### RECORDS SHOWN
+ + +

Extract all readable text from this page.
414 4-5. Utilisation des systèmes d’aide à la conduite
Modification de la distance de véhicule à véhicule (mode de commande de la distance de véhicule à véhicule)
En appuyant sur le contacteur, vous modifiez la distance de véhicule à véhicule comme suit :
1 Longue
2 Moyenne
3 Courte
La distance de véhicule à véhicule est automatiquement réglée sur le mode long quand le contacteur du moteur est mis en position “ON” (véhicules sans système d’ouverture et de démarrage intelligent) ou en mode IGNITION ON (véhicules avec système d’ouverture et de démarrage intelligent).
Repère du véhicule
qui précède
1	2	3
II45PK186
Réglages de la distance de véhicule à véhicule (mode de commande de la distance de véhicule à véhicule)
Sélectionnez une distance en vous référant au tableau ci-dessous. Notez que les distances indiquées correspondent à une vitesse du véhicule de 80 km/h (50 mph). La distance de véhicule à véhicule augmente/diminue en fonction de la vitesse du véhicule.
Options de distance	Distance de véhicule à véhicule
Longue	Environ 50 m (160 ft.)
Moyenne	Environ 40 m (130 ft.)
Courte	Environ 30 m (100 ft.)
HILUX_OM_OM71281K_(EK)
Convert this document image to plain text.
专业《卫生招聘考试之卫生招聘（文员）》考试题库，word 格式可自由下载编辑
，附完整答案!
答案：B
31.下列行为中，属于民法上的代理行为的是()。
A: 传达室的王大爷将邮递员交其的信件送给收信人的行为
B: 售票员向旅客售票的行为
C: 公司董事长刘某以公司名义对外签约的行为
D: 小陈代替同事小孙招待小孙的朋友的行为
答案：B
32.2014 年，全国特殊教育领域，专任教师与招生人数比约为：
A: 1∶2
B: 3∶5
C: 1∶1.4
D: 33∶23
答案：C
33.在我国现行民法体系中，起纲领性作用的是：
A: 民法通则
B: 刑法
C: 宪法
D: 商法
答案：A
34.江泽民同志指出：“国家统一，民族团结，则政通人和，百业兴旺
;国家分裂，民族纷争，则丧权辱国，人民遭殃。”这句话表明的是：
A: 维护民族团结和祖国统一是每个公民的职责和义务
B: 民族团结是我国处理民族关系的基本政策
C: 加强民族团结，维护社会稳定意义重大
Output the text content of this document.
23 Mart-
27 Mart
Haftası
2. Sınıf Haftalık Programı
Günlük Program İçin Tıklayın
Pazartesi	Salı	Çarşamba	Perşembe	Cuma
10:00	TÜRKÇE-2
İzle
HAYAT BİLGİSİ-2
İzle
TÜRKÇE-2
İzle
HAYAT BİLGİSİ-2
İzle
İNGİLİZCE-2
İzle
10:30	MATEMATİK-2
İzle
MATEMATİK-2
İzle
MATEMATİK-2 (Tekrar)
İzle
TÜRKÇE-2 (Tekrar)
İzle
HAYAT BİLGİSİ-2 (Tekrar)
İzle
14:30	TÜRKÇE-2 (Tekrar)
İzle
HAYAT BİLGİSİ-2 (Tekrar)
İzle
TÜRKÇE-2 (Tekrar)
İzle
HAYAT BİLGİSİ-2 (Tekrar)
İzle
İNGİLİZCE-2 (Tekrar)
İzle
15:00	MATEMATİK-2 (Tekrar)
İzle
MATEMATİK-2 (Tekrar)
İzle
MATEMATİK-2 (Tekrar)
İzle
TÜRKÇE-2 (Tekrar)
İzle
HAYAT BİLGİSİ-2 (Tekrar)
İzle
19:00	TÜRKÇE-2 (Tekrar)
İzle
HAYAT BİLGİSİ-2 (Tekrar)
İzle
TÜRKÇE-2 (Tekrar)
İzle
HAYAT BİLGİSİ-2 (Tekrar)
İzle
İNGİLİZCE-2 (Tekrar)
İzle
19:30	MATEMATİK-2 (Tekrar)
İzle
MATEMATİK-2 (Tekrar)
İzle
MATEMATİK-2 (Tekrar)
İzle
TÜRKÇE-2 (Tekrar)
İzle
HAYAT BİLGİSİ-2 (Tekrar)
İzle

+ + +

### SHORT TASK
Copy each line above where the string "Moyenne" occurs.

### ANSWER TO THE EXERCISE
2 Moyenne
Moyenne	Environ 40 m (130 ft.)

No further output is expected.